[Chart and figure data]
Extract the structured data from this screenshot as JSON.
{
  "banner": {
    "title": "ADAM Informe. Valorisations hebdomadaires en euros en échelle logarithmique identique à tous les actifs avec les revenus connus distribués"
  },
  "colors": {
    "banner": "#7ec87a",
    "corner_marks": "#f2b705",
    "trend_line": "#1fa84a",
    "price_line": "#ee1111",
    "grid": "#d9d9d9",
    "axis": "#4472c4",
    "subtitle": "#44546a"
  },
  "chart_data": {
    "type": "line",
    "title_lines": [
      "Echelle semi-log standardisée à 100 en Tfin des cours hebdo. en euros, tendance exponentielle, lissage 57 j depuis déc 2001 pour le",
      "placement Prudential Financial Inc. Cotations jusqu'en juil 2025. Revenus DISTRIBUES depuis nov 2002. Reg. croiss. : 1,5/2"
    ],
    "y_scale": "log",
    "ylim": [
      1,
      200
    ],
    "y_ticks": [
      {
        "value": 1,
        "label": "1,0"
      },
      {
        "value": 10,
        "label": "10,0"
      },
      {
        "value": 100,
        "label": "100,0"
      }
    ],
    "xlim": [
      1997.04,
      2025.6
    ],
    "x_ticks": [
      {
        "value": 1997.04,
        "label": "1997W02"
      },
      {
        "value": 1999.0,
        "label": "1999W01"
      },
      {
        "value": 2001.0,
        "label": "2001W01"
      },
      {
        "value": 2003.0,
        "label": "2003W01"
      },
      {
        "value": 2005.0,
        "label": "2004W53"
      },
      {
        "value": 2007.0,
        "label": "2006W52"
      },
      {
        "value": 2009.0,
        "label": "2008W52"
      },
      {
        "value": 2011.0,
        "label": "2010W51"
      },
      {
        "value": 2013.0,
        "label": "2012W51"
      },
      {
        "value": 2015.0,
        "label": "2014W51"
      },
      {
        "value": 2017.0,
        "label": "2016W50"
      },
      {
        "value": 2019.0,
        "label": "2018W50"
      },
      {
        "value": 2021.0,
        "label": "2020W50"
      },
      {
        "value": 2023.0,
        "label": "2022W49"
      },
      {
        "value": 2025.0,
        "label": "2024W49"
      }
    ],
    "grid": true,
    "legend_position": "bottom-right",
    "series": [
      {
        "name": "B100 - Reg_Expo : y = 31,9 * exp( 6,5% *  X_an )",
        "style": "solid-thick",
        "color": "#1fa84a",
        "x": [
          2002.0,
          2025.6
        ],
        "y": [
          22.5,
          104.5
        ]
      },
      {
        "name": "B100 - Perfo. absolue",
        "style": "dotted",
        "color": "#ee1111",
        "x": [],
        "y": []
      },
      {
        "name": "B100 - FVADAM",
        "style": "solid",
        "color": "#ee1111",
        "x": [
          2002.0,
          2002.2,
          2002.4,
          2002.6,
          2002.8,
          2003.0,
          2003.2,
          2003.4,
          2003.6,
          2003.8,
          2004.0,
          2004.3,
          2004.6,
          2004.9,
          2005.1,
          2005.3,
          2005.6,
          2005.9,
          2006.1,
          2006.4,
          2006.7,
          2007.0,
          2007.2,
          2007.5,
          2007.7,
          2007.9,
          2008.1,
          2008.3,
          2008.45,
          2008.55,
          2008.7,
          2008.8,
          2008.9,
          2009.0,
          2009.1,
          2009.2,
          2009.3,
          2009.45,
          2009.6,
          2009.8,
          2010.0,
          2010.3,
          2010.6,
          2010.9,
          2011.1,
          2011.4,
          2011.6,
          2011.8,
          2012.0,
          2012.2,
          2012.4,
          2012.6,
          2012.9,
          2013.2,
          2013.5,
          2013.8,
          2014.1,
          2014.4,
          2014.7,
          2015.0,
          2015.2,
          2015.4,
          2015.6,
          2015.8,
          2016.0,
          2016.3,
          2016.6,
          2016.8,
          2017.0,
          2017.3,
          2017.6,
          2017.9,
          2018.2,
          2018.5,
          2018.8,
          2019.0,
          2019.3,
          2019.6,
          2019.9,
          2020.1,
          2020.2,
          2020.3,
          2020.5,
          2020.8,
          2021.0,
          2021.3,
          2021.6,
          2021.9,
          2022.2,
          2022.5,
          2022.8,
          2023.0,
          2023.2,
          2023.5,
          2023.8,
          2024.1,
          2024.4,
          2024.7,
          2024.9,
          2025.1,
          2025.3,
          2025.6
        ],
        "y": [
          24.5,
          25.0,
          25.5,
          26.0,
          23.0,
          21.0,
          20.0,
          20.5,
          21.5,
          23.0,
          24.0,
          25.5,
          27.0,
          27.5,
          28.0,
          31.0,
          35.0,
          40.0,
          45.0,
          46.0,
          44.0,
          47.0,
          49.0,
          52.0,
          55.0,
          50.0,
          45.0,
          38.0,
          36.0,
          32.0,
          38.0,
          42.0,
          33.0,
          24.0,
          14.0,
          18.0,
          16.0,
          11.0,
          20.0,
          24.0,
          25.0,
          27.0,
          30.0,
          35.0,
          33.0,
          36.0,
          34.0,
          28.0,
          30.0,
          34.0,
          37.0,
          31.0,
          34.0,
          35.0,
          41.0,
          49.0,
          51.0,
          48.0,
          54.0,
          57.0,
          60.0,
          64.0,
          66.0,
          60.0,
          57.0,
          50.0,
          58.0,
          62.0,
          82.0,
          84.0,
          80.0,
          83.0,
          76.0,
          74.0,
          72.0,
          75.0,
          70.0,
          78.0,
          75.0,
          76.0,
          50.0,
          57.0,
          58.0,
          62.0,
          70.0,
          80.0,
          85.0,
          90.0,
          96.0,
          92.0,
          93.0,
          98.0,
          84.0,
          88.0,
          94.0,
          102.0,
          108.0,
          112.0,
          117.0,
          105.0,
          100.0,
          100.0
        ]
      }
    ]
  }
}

## DO THIS
The records above need to be transcribed in full. Keep every character unchanged.

## RESULT OF THE TASK
Extract the structured data from this screenshot as JSON.
{
  "banner": {
    "title": "ADAM Informe. Valorisations hebdomadaires en euros en échelle logarithmique identique à tous les actifs avec les revenus connus distribués"
  },
  "colors": {
    "banner": "#7ec87a",
    "corner_marks": "#f2b705",
    "trend_line": "#1fa84a",
    "price_line": "#ee1111",
    "grid": "#d9d9d9",
    "axis": "#4472c4",
    "subtitle": "#44546a"
  },
  "chart_data": {
    "type": "line",
    "title_lines": [
      "Echelle semi-log standardisée à 100 en Tfin des cours hebdo. en euros, tendance exponentielle, lissage 57 j depuis déc 2001 pour le",
      "placement Prudential Financial Inc. Cotations jusqu'en juil 2025. Revenus DISTRIBUES depuis nov 2002. Reg. croiss. : 1,5/2"
    ],
    "y_scale": "log",
    "ylim": [
      1,
      200
    ],
    "y_ticks": [
      {
        "value": 1,
        "label": "1,0"
      },
      {
        "value": 10,
        "label": "10,0"
      },
      {
        "value": 100,
        "label": "100,0"
      }
    ],
    "xlim": [
      1997.04,
      2025.6
    ],
    "x_ticks": [
      {
        "value": 1997.04,
        "label": "1997W02"
      },
      {
        "value": 1999.0,
        "label": "1999W01"
      },
      {
        "value": 2001.0,
        "label": "2001W01"
      },
      {
        "value": 2003.0,
        "label": "2003W01"
      },
      {
        "value": 2005.0,
        "label": "2004W53"
      },
      {
        "value": 2007.0,
        "label": "2006W52"
      },
      {
        "value": 2009.0,
        "label": "2008W52"
      },
      {
        "value": 2011.0,
        "label": "2010W51"
      },
      {
        "value": 2013.0,
        "label": "2012W51"
      },
      {
        "value": 2015.0,
        "label": "2014W51"
      },
      {
        "value": 2017.0,
        "label": "2016W50"
      },
      {
        "value": 2019.0,
        "label": "2018W50"
      },
      {
        "value": 2021.0,
        "label": "2020W50"
      },
      {
        "value": 2023.0,
        "label": "2022W49"
      },
      {
        "value": 2025.0,
        "label": "2024W49"
      }
    ],
    "grid": true,
    "legend_position": "bottom-right",
    "series": [
      {
        "name": "B100 - Reg_Expo : y = 31,9 * exp( 6,5% *  X_an )",
        "style": "solid-thick",
        "color": "#1fa84a",
        "x": [
          2002.0,
          2025.6
        ],
        "y": [
          22.5,
          104.5
        ]
      },
      {
        "name": "B100 - Perfo. absolue",
        "style": "dotted",
        "color": "#ee1111",
        "x": [],
        "y": []
      },
      {
        "name": "B100 - FVADAM",
        "style": "solid",
        "color": "#ee1111",
        "x": [
          2002.0,
          2002.2,
          2002.4,
          2002.6,
          2002.8,
          2003.0,
          2003.2,
          2003.4,
          2003.6,
          2003.8,
          2004.0,
          2004.3,
          2004.6,
          2004.9,
          2005.1,
          2005.3,
          2005.6,
          2005.9,
          2006.1,
          2006.4,
          2006.7,
          2007.0,
          2007.2,
          2007.5,
          2007.7,
          2007.9,
          2008.1,
          2008.3,
          2008.45,
          2008.55,
          2008.7,
          2008.8,
          2008.9,
          2009.0,
          2009.1,
          2009.2,
          2009.3,
          2009.45,
          2009.6,
          2009.8,
          2010.0,
          2010.3,
          2010.6,
          2010.9,
          2011.1,
          2011.4,
          2011.6,
          2011.8,
          2012.0,
          2012.2,
          2012.4,
          2012.6,
          2012.9,
          2013.2,
          2013.5,
          2013.8,
          2014.1,
          2014.4,
          2014.7,
          2015.0,
          2015.2,
          2015.4,
          2015.6,
          2015.8,
          2016.0,
          2016.3,
          2016.6,
          2016.8,
          2017.0,
          2017.3,
          2017.6,
          2017.9,
          2018.2,
          2018.5,
          2018.8,
          2019.0,
          2019.3,
          2019.6,
          2019.9,
          2020.1,
          2020.2,
          2020.3,
          2020.5,
          2020.8,
          2021.0,
          2021.3,
          2021.6,
          2021.9,
          2022.2,
          2022.5,
          2022.8,
          2023.0,
          2023.2,
          2023.5,
          2023.8,
          2024.1,
          2024.4,
          2024.7,
          2024.9,
          2025.1,
          2025.3,
          2025.6
        ],
        "y": [
          24.5,
          25.0,
          25.5,
          26.0,
          23.0,
          21.0,
          20.0,
          20.5,
          21.5,
          23.0,
          24.0,
          25.5,
          27.0,
          27.5,
          28.0,
          31.0,
          35.0,
          40.0,
          45.0,
          46.0,
          44.0,
          47.0,
          49.0,
          52.0,
          55.0,
          50.0,
          45.0,
          38.0,
          36.0,
          32.0,
          38.0,
          42.0,
          33.0,
          24.0,
          14.0,
          18.0,
          16.0,
          11.0,
          20.0,
          24.0,
          25.0,
          27.0,
          30.0,
          35.0,
          33.0,
          36.0,
          34.0,
          28.0,
          30.0,
          34.0,
          37.0,
          31.0,
          34.0,
          35.0,
          41.0,
          49.0,
          51.0,
          48.0,
          54.0,
          57.0,
          60.0,
          64.0,
          66.0,
          60.0,
          57.0,
          50.0,
          58.0,
          62.0,
          82.0,
          84.0,
          80.0,
          83.0,
          76.0,
          74.0,
          72.0,
          75.0,
          70.0,
          78.0,
          75.0,
          76.0,
          50.0,
          57.0,
          58.0,
          62.0,
          70.0,
          80.0,
          85.0,
          90.0,
          96.0,
          92.0,
          93.0,
          98.0,
          84.0,
          88.0,
          94.0,
          102.0,
          108.0,
          112.0,
          117.0,
          105.0,
          100.0,
          100.0
        ]
      }
    ]
  }
}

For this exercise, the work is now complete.